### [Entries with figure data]
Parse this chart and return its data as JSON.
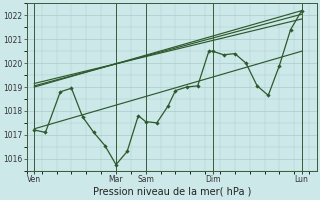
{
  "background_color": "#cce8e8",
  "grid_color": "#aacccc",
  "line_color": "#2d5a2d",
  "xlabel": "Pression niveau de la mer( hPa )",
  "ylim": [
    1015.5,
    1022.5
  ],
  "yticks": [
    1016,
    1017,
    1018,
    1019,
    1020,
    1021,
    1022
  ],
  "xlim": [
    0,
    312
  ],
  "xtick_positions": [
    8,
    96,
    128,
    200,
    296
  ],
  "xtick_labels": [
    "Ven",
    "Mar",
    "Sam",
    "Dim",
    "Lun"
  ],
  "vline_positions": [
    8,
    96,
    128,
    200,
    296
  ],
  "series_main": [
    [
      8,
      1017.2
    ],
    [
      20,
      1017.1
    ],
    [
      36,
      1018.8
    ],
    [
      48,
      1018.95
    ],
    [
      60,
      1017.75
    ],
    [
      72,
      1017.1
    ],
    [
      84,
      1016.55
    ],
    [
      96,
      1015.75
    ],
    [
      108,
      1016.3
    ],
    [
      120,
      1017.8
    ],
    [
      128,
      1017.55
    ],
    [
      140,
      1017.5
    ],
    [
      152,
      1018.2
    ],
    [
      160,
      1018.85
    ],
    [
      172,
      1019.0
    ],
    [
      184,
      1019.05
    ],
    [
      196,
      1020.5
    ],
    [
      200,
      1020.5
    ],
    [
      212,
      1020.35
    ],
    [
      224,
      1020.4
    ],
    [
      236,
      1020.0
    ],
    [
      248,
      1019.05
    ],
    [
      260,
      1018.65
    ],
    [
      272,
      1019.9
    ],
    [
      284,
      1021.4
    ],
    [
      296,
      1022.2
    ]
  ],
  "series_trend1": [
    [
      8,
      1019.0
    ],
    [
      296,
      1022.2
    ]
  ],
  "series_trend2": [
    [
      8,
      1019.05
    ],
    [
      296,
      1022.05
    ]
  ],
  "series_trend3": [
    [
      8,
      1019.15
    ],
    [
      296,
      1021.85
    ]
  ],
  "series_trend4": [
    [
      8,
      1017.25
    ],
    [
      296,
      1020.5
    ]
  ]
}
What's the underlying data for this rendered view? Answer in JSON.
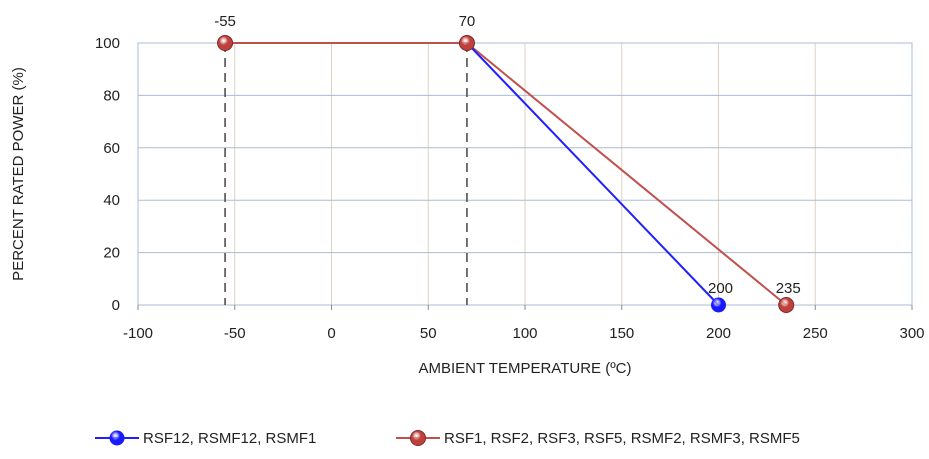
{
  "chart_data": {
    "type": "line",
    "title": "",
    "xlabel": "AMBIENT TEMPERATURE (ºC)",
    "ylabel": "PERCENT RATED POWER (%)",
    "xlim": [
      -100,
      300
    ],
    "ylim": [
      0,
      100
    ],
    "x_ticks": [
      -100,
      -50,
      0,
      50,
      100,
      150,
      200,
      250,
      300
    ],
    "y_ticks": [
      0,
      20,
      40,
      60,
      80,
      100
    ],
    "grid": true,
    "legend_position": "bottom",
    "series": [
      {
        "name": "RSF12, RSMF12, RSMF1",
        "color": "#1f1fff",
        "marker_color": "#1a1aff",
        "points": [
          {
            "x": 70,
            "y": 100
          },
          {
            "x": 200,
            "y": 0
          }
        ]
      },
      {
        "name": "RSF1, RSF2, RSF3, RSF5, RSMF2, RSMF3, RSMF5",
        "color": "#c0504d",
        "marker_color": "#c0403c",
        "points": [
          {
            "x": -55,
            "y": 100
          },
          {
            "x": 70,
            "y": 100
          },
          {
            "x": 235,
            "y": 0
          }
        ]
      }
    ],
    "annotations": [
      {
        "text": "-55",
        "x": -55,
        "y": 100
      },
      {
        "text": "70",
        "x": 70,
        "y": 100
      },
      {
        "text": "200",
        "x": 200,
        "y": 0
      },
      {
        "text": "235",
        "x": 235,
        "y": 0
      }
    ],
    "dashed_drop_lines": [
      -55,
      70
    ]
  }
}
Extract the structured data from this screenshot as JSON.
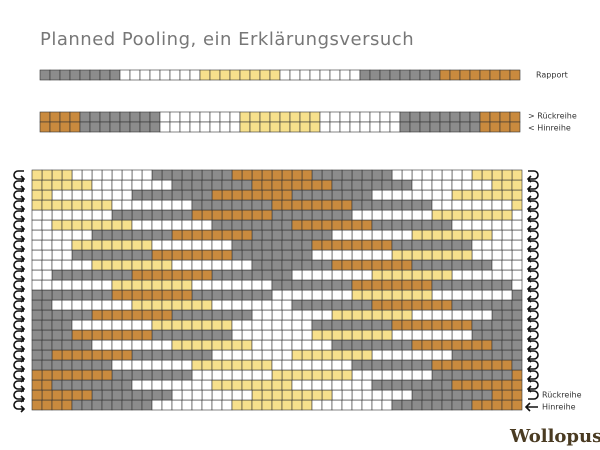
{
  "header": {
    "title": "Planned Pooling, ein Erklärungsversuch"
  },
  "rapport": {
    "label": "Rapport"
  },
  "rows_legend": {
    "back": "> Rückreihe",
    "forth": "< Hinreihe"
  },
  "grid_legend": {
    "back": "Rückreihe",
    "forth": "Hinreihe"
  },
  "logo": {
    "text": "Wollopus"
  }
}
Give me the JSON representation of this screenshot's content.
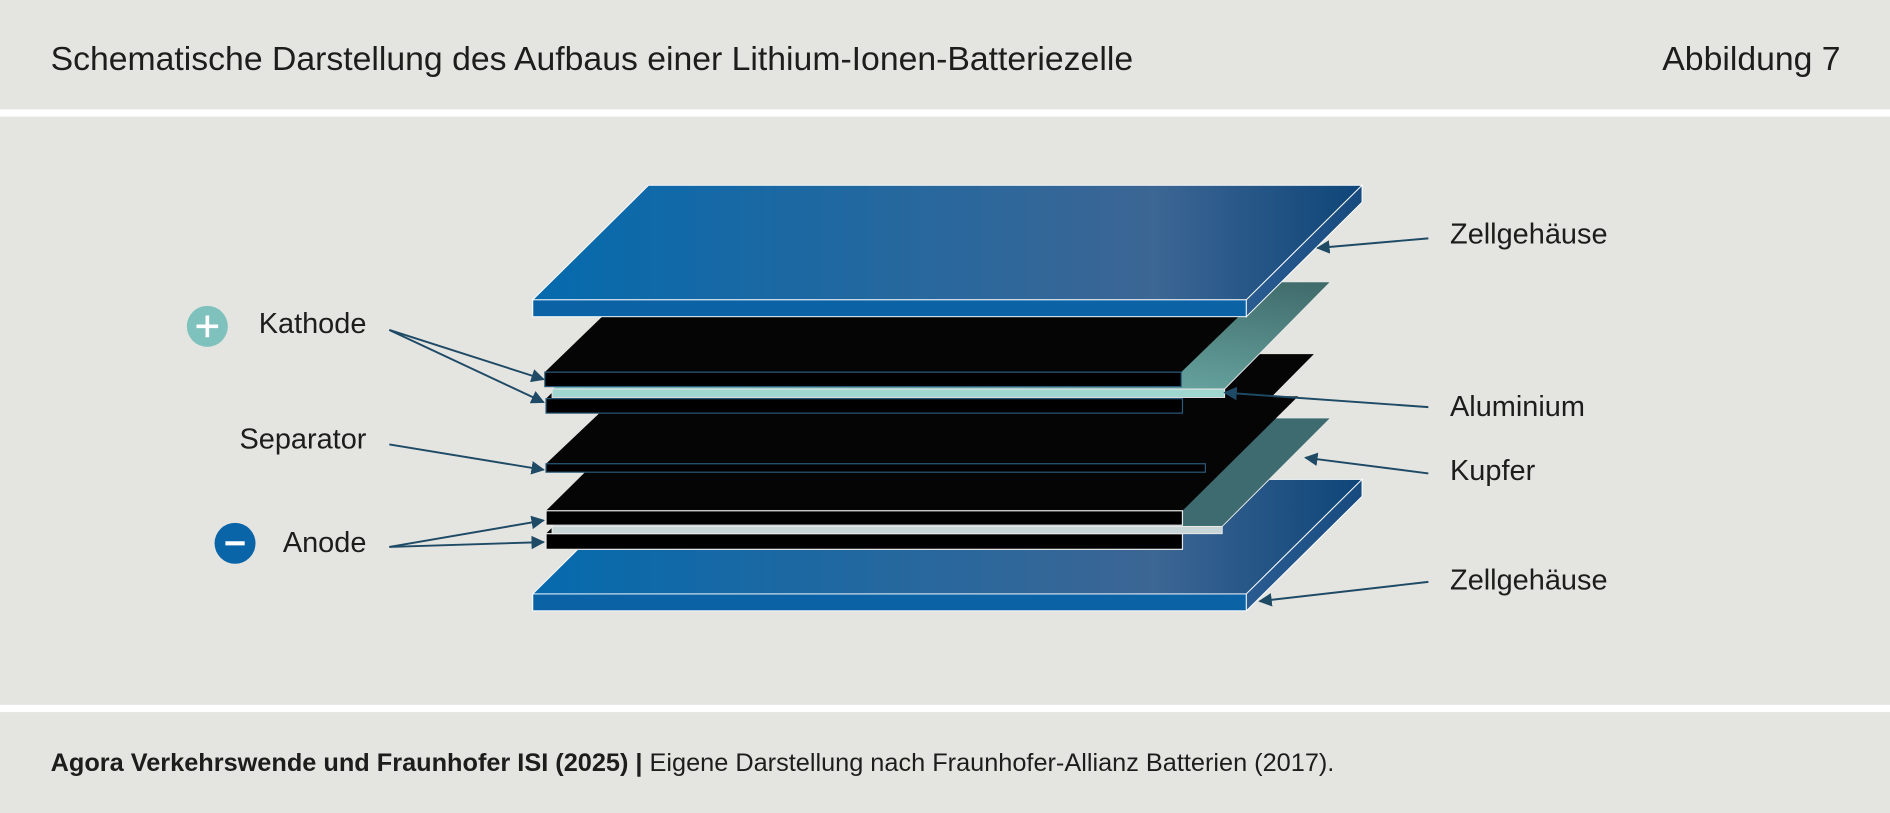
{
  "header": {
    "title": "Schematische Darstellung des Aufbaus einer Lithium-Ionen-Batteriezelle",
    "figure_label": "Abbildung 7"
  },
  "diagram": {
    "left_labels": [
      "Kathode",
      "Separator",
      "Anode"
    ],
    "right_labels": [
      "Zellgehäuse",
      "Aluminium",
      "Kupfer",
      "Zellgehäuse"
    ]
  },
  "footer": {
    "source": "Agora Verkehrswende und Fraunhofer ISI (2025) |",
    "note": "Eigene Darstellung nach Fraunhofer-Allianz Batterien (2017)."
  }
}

### [Stated problem]
Copy the listing exactly. Any image in it stays out of the copy.

### [Problem solution]
Parse this chart and return its data as JSON.
{
  "background_color": "#cce8e8",
  "grid_color": "#aacccc",
  "line_color": "#2d5a2d",
  "xlabel": "Pression niveau de la mer( hPa )",
  "ylim": [
    1015.5,
    1022.5
  ],
  "yticks": [
    1016,
    1017,
    1018,
    1019,
    1020,
    1021,
    1022
  ],
  "xlim": [
    0,
    312
  ],
  "xtick_positions": [
    8,
    96,
    128,
    200,
    296
  ],
  "xtick_labels": [
    "Ven",
    "Mar",
    "Sam",
    "Dim",
    "Lun"
  ],
  "vline_positions": [
    8,
    96,
    128,
    200,
    296
  ],
  "series_main": [
    [
      8,
      1017.2
    ],
    [
      20,
      1017.1
    ],
    [
      36,
      1018.8
    ],
    [
      48,
      1018.95
    ],
    [
      60,
      1017.75
    ],
    [
      72,
      1017.1
    ],
    [
      84,
      1016.55
    ],
    [
      96,
      1015.75
    ],
    [
      108,
      1016.3
    ],
    [
      120,
      1017.8
    ],
    [
      128,
      1017.55
    ],
    [
      140,
      1017.5
    ],
    [
      152,
      1018.2
    ],
    [
      160,
      1018.85
    ],
    [
      172,
      1019.0
    ],
    [
      184,
      1019.05
    ],
    [
      196,
      1020.5
    ],
    [
      200,
      1020.5
    ],
    [
      212,
      1020.35
    ],
    [
      224,
      1020.4
    ],
    [
      236,
      1020.0
    ],
    [
      248,
      1019.05
    ],
    [
      260,
      1018.65
    ],
    [
      272,
      1019.9
    ],
    [
      284,
      1021.4
    ],
    [
      296,
      1022.2
    ]
  ],
  "series_trend1": [
    [
      8,
      1019.0
    ],
    [
      296,
      1022.2
    ]
  ],
  "series_trend2": [
    [
      8,
      1019.05
    ],
    [
      296,
      1022.05
    ]
  ],
  "series_trend3": [
    [
      8,
      1019.15
    ],
    [
      296,
      1021.85
    ]
  ],
  "series_trend4": [
    [
      8,
      1017.25
    ],
    [
      296,
      1020.5
    ]
  ]
}
What's the underlying data for this rendered view? Answer in JSON.
{
  "chart_data": {
    "type": "line",
    "title": "",
    "xlabel": "AMBIENT TEMPERATURE (ºC)",
    "ylabel": "PERCENT RATED POWER (%)",
    "xlim": [
      -100,
      300
    ],
    "ylim": [
      0,
      100
    ],
    "x_ticks": [
      -100,
      -50,
      0,
      50,
      100,
      150,
      200,
      250,
      300
    ],
    "y_ticks": [
      0,
      20,
      40,
      60,
      80,
      100
    ],
    "grid": true,
    "legend_position": "bottom",
    "series": [
      {
        "name": "RSF12, RSMF12, RSMF1",
        "color": "#1f1fff",
        "marker_color": "#1a1aff",
        "points": [
          {
            "x": 70,
            "y": 100
          },
          {
            "x": 200,
            "y": 0
          }
        ]
      },
      {
        "name": "RSF1, RSF2, RSF3, RSF5, RSMF2, RSMF3, RSMF5",
        "color": "#c0504d",
        "marker_color": "#c0403c",
        "points": [
          {
            "x": -55,
            "y": 100
          },
          {
            "x": 70,
            "y": 100
          },
          {
            "x": 235,
            "y": 0
          }
        ]
      }
    ],
    "annotations": [
      {
        "text": "-55",
        "x": -55,
        "y": 100
      },
      {
        "text": "70",
        "x": 70,
        "y": 100
      },
      {
        "text": "200",
        "x": 200,
        "y": 0
      },
      {
        "text": "235",
        "x": 235,
        "y": 0
      }
    ],
    "dashed_drop_lines": [
      -55,
      70
    ]
  }
}
Extract the structured data from this screenshot as JSON.
{
  "header": {
    "title": "Planned Pooling, ein Erklärungsversuch"
  },
  "rapport": {
    "label": "Rapport"
  },
  "rows_legend": {
    "back": "> Rückreihe",
    "forth": "< Hinreihe"
  },
  "grid_legend": {
    "back": "Rückreihe",
    "forth": "Hinreihe"
  },
  "logo": {
    "text": "Wollopus"
  }
}
Give me the JSON representation of this screenshot's content.
{
  "header": {
    "title": "Schematische Darstellung des Aufbaus einer Lithium-Ionen-Batteriezelle",
    "figure_label": "Abbildung 7"
  },
  "diagram": {
    "left_labels": [
      "Kathode",
      "Separator",
      "Anode"
    ],
    "right_labels": [
      "Zellgehäuse",
      "Aluminium",
      "Kupfer",
      "Zellgehäuse"
    ]
  },
  "footer": {
    "source": "Agora Verkehrswende und Fraunhofer ISI (2025) |",
    "note": "Eigene Darstellung nach Fraunhofer-Allianz Batterien (2017)."
  }
}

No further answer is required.